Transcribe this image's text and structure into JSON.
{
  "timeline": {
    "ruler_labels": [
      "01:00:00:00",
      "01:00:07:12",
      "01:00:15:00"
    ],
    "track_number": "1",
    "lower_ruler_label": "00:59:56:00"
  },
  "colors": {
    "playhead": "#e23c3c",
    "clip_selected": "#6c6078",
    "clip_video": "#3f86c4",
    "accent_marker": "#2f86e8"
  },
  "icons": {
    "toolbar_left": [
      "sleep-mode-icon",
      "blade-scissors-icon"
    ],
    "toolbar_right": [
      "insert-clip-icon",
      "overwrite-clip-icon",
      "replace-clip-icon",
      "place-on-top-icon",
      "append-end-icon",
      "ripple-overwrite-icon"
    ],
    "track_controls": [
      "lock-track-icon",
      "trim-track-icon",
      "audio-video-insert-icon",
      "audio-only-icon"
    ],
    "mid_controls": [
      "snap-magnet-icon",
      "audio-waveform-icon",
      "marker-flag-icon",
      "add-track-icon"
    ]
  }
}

────

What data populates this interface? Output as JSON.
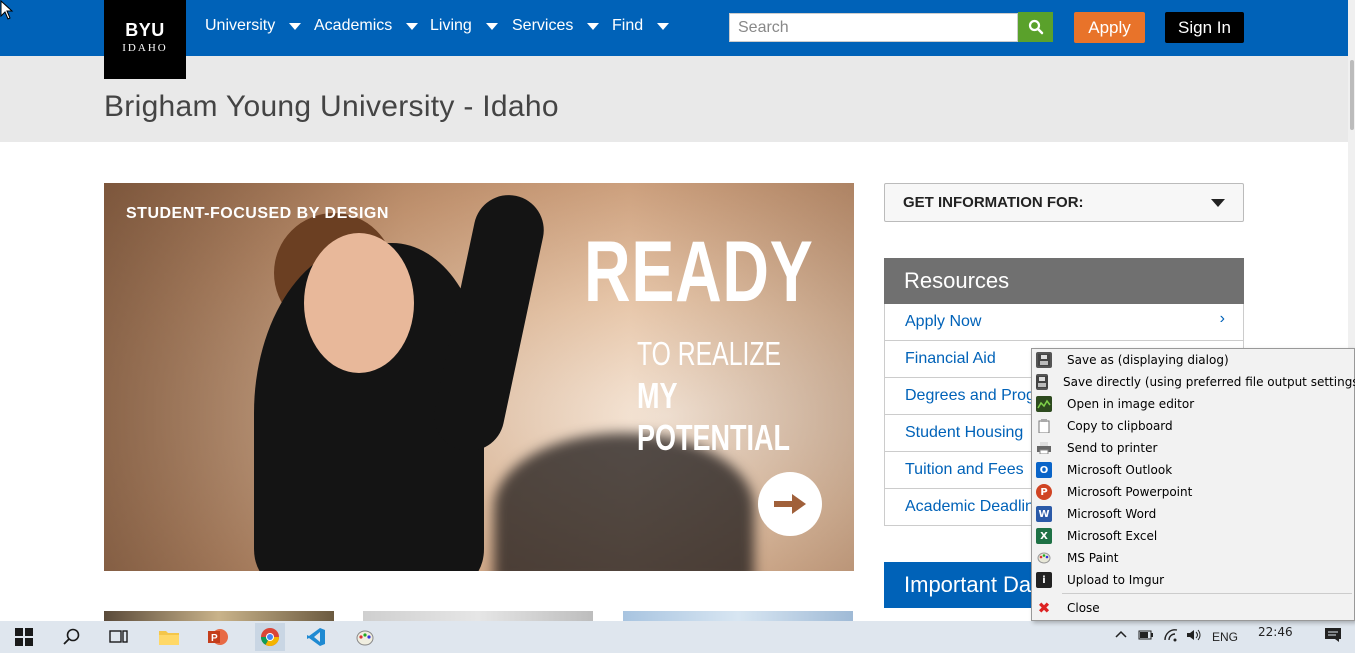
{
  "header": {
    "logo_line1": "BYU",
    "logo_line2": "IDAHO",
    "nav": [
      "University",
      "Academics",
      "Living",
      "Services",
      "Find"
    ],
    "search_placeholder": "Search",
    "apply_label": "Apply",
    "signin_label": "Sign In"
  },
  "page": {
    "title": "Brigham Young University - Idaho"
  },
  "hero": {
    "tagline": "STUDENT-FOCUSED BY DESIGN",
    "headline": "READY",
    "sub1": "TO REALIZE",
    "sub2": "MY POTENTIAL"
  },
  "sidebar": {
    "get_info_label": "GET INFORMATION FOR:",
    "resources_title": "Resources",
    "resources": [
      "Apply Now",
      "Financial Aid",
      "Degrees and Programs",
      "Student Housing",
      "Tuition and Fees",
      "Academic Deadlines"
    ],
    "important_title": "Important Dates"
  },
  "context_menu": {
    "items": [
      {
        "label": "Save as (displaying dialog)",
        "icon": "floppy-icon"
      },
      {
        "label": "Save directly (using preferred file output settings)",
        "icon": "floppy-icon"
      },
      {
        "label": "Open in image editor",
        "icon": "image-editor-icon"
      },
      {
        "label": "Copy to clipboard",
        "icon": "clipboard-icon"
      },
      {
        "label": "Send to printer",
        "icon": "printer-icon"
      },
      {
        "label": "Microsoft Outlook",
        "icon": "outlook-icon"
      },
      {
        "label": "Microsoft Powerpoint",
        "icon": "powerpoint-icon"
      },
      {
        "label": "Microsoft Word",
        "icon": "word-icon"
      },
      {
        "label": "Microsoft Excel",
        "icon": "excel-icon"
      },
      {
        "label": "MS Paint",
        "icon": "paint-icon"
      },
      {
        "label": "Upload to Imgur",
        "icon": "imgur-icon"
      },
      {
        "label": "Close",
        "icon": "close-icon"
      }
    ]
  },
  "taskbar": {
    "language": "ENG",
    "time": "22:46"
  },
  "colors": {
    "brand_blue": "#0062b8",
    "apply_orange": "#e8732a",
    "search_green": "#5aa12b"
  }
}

────

__What is expected__: Count the lines in the records above that contain the word "JSON", and reply with only that number.

__Exercise result__: 2